Problem description: Each line containing the word "been" should be found and copied.
:::
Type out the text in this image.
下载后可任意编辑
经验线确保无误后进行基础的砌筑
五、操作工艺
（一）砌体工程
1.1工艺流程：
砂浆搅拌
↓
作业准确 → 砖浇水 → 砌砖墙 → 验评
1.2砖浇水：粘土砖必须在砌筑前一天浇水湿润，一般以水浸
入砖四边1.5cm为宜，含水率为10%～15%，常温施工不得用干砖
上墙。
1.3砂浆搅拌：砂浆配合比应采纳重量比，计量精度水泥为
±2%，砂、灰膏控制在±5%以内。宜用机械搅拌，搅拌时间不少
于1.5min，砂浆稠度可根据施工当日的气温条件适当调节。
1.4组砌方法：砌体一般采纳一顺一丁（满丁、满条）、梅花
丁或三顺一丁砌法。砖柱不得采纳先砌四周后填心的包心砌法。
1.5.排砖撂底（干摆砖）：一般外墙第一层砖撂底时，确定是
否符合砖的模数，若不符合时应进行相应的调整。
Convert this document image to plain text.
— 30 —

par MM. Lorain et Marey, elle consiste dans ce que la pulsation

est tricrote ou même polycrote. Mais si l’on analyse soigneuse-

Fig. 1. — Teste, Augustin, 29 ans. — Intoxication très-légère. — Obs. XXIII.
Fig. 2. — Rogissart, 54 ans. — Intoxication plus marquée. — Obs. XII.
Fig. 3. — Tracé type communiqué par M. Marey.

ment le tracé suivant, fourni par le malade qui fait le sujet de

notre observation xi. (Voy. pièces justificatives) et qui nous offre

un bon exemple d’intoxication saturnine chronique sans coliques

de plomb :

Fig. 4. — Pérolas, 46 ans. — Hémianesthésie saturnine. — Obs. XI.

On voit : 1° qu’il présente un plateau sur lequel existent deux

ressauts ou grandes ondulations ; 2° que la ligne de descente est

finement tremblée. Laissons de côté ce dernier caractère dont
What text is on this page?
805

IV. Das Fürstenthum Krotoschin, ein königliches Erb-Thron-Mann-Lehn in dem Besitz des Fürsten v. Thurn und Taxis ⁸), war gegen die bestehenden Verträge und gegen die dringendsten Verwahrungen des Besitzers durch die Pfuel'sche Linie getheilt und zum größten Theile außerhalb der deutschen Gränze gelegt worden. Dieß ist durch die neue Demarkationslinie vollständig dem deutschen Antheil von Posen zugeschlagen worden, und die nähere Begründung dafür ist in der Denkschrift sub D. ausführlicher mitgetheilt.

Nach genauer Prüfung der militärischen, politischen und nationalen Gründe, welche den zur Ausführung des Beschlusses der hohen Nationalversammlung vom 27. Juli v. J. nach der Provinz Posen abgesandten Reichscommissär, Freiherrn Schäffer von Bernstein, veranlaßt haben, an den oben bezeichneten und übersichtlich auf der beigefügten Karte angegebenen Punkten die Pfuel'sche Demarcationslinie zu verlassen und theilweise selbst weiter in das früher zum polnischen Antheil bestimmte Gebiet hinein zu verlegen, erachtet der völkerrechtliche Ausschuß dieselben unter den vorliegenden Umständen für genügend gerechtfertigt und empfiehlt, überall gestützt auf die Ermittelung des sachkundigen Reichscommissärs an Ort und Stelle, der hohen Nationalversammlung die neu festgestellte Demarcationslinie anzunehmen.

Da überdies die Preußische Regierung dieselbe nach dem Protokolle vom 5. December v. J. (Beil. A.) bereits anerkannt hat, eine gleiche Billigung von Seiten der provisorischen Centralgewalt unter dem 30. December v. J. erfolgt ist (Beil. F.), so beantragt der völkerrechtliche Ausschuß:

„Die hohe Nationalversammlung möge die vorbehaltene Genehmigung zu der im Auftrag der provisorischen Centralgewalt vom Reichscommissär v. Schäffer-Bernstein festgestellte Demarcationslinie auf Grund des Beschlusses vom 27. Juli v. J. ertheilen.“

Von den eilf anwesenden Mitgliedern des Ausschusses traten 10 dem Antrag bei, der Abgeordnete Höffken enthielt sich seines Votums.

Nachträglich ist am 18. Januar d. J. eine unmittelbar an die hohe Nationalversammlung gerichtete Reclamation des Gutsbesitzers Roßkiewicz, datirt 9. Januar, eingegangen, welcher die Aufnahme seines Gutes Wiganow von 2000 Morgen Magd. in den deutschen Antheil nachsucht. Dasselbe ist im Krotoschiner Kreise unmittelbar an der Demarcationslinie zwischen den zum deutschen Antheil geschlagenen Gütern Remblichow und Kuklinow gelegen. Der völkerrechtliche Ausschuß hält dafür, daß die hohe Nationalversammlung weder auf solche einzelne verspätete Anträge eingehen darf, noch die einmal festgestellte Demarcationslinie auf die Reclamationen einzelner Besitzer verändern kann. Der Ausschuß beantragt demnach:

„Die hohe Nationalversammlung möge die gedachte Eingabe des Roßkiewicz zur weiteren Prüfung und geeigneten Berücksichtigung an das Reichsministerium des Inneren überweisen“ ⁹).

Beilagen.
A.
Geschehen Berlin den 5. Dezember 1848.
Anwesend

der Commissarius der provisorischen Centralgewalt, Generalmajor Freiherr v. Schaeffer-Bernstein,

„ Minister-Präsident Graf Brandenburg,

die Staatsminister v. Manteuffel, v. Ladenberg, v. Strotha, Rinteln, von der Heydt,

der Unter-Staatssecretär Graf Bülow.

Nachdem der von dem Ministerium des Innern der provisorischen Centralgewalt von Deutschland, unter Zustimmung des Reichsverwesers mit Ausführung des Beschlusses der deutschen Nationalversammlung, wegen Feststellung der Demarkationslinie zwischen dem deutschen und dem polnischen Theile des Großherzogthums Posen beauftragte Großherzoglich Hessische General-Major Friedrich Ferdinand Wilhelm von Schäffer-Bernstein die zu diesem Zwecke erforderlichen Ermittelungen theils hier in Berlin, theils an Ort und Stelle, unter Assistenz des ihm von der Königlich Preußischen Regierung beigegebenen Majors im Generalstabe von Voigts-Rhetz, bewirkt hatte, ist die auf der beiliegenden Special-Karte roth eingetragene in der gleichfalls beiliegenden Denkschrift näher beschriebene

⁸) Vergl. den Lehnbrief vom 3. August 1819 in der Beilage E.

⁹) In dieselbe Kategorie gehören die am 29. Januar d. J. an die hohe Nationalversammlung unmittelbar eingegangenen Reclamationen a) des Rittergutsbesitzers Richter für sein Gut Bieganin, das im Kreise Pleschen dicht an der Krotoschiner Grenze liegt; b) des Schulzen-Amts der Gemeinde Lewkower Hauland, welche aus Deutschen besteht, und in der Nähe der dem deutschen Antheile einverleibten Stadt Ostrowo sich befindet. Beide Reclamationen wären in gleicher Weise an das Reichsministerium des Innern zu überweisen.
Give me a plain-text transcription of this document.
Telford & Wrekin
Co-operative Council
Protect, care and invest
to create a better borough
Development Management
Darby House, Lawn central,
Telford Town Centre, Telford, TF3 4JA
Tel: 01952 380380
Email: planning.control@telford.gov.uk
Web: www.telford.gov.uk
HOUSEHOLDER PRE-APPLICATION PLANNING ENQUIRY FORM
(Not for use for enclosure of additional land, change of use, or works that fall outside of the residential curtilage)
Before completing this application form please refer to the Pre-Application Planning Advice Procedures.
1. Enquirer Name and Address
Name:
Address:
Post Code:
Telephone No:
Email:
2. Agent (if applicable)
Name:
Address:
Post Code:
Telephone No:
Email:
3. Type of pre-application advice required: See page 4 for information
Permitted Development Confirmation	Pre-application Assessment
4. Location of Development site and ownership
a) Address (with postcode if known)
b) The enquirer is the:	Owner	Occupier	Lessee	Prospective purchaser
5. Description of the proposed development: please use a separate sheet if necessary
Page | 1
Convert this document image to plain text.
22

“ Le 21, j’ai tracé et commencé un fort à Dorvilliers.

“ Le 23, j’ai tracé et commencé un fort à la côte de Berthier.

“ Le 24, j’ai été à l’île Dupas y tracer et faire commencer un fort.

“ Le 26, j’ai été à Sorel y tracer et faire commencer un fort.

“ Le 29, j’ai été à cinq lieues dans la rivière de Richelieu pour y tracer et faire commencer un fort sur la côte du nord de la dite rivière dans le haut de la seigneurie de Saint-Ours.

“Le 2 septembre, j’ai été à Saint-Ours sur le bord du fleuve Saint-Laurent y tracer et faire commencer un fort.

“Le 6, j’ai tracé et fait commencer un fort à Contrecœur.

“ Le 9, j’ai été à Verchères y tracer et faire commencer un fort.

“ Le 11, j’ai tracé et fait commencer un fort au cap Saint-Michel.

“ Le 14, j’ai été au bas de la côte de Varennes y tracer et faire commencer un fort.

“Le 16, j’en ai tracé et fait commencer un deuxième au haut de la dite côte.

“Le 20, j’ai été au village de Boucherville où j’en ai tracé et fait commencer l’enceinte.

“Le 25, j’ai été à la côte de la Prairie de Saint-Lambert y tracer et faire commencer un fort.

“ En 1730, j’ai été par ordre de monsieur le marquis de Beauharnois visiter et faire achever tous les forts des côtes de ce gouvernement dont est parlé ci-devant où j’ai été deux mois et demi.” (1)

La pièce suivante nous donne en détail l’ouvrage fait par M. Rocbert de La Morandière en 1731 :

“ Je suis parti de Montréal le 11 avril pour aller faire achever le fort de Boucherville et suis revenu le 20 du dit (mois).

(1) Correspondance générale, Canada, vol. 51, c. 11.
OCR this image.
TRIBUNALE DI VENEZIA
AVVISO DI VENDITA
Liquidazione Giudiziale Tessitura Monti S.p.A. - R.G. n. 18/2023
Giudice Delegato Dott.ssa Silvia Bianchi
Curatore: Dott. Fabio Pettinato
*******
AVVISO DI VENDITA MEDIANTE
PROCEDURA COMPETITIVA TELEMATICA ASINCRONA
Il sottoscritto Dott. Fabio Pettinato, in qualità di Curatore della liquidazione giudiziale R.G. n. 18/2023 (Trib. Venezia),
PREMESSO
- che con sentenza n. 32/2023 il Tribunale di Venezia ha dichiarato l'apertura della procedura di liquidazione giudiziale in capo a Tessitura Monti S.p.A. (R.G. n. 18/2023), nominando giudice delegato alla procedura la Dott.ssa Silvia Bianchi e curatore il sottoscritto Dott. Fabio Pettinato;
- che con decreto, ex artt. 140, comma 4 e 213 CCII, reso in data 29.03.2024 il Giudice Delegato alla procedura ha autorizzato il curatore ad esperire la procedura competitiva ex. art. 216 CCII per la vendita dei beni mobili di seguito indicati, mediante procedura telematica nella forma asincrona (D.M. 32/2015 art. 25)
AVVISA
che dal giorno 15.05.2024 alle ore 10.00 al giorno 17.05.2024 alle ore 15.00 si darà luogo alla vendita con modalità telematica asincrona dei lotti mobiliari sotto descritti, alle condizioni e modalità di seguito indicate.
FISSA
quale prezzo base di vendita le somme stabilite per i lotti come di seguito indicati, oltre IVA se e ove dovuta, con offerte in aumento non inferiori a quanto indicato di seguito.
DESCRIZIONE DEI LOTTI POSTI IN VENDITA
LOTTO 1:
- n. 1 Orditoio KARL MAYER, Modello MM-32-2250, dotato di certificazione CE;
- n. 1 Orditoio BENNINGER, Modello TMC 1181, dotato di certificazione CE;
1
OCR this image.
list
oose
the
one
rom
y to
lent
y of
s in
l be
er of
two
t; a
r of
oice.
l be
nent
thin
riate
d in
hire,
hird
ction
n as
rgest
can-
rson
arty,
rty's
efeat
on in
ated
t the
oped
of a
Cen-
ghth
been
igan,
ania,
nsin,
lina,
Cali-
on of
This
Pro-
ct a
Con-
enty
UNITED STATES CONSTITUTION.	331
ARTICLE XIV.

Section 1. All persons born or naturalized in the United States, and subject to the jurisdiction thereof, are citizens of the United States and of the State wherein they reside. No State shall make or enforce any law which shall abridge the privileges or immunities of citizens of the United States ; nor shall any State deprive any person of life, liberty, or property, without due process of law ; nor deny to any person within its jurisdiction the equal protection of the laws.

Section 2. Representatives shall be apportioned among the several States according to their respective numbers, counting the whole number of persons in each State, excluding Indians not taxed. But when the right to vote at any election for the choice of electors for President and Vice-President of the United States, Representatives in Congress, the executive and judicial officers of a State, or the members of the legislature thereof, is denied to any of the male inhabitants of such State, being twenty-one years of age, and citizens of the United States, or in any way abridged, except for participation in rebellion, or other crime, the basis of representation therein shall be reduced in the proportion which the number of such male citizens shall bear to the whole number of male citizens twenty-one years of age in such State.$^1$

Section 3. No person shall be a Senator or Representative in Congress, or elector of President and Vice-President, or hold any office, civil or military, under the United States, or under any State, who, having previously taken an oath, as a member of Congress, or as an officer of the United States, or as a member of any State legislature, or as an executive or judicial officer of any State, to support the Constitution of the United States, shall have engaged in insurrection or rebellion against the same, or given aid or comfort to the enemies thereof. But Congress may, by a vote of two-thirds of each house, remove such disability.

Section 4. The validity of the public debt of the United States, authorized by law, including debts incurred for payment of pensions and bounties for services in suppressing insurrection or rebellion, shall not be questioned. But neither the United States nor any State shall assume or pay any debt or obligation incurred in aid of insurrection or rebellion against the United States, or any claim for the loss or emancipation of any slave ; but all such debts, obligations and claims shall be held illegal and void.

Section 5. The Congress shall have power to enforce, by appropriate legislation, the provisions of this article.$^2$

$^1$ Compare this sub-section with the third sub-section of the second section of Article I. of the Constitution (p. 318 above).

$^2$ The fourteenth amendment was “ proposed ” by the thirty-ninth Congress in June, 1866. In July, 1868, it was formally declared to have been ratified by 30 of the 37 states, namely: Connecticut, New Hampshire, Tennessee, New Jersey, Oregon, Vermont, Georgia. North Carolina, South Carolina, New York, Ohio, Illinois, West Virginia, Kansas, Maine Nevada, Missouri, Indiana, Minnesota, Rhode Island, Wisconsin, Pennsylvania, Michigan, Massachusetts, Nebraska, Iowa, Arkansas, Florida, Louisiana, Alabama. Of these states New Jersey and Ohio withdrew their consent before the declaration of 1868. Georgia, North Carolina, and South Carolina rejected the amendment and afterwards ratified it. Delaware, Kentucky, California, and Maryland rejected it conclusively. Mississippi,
:::
Answer to this problem:
been
$^2$ The fourteenth amendment was “ proposed ” by the thirty-ninth Congress in June, 1866. In July, 1868, it was formally declared to have been ratified by 30 of the 37 states, namely: Connecticut, New Hampshire, Tennessee, New Jersey, Oregon, Vermont, Georgia. North Carolina, South Carolina, New York, Ohio, Illinois, West Virginia, Kansas, Maine Nevada, Missouri, Indiana, Minnesota, Rhode Island, Wisconsin, Pennsylvania, Michigan, Massachusetts, Nebraska, Iowa, Arkansas, Florida, Louisiana, Alabama. Of these states New Jersey and Ohio withdrew their consent before the declaration of 1868. Georgia, North Carolina, and South Carolina rejected the amendment and afterwards ratified it. Delaware, Kentucky, California, and Maryland rejected it conclusively. Mississippi,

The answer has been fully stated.